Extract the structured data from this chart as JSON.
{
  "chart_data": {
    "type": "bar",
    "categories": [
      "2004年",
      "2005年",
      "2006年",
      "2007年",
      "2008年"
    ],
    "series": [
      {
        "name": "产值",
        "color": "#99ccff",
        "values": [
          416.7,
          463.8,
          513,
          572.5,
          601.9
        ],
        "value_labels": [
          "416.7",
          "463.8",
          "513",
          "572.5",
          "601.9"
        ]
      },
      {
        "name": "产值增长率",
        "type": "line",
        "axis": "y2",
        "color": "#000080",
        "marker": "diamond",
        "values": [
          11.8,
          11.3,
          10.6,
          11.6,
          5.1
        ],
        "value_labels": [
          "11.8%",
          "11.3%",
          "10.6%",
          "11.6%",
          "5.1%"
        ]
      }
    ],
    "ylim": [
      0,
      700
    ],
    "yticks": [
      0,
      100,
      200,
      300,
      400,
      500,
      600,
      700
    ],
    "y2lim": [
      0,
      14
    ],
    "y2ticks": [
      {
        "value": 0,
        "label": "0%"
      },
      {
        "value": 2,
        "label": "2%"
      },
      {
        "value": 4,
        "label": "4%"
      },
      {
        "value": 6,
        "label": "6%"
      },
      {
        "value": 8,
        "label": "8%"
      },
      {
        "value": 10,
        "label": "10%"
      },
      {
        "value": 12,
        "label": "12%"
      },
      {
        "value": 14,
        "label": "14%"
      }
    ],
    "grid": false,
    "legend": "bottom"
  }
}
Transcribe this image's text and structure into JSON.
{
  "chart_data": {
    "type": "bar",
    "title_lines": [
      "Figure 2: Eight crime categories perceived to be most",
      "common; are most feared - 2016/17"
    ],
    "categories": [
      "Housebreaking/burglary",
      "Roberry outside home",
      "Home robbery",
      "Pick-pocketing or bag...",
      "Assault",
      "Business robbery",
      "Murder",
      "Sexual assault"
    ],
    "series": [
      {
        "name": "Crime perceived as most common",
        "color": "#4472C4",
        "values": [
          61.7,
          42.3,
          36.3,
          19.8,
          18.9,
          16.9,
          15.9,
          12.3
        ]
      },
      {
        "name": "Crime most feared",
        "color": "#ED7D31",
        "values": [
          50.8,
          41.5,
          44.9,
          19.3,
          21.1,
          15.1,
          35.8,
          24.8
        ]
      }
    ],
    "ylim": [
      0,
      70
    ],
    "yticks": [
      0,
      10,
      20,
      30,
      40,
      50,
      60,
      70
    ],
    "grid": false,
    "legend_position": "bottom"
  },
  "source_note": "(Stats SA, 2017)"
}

§ §

WHAT THE TASK ASKS: Output, unchanged, the lines from the line with "Transcribe this image's" through the final line of the material.

CORRECT OUTPUT:
Transcribe this image's text and structure into JSON.
{
  "chart_data": {
    "type": "bar",
    "title_lines": [
      "Figure 2: Eight crime categories perceived to be most",
      "common; are most feared - 2016/17"
    ],
    "categories": [
      "Housebreaking/burglary",
      "Roberry outside home",
      "Home robbery",
      "Pick-pocketing or bag...",
      "Assault",
      "Business robbery",
      "Murder",
      "Sexual assault"
    ],
    "series": [
      {
        "name": "Crime perceived as most common",
        "color": "#4472C4",
        "values": [
          61.7,
          42.3,
          36.3,
          19.8,
          18.9,
          16.9,
          15.9,
          12.3
        ]
      },
      {
        "name": "Crime most feared",
        "color": "#ED7D31",
        "values": [
          50.8,
          41.5,
          44.9,
          19.3,
          21.1,
          15.1,
          35.8,
          24.8
        ]
      }
    ],
    "ylim": [
      0,
      70
    ],
    "yticks": [
      0,
      10,
      20,
      30,
      40,
      50,
      60,
      70
    ],
    "grid": false,
    "legend_position": "bottom"
  },
  "source_note": "(Stats SA, 2017)"
}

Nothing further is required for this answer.